:: INSTRUCTIONS TO FOLLOW ::
Make an exact copy of all the entries, with the pictures left out.
begin DATA FOR PROCESSING
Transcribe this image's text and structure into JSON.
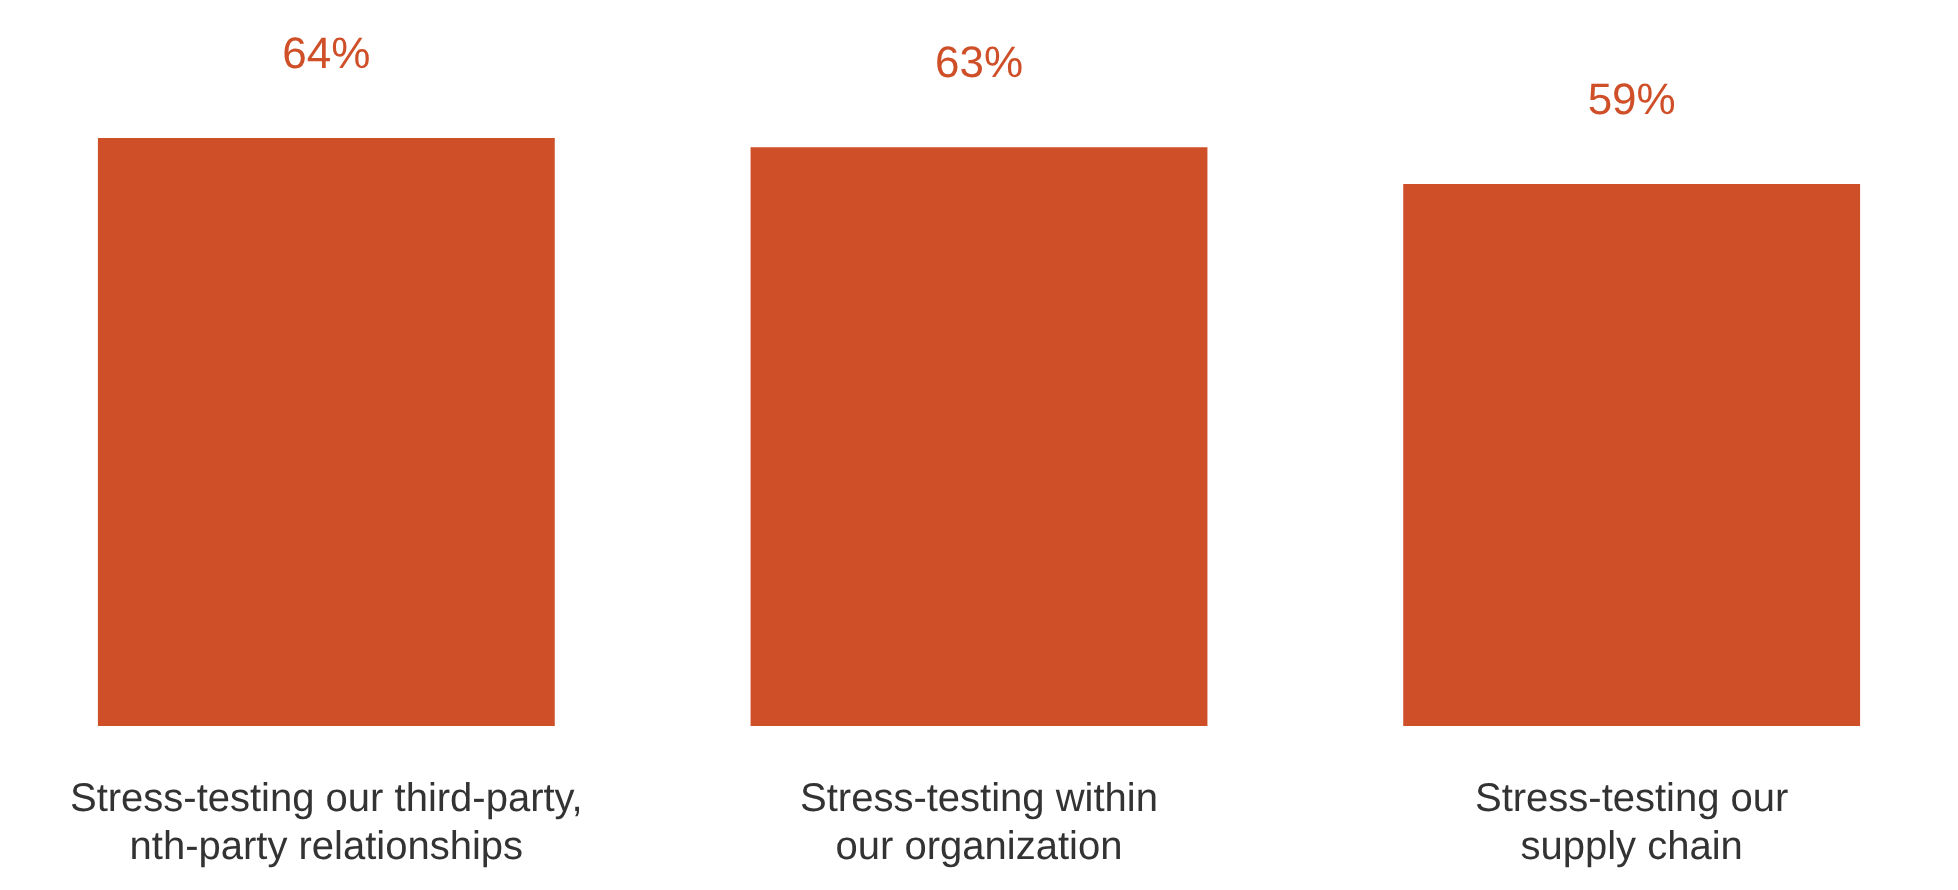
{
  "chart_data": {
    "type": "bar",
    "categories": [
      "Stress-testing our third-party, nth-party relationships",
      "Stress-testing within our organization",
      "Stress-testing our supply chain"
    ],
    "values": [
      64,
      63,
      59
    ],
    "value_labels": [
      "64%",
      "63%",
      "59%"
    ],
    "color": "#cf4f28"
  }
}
end DATA FOR PROCESSING
:: IN RESPONSE ::
Transcribe this image's text and structure into JSON.
{
  "chart_data": {
    "type": "bar",
    "categories": [
      "Stress-testing our third-party, nth-party relationships",
      "Stress-testing within our organization",
      "Stress-testing our supply chain"
    ],
    "values": [
      64,
      63,
      59
    ],
    "value_labels": [
      "64%",
      "63%",
      "59%"
    ],
    "color": "#cf4f28"
  }
}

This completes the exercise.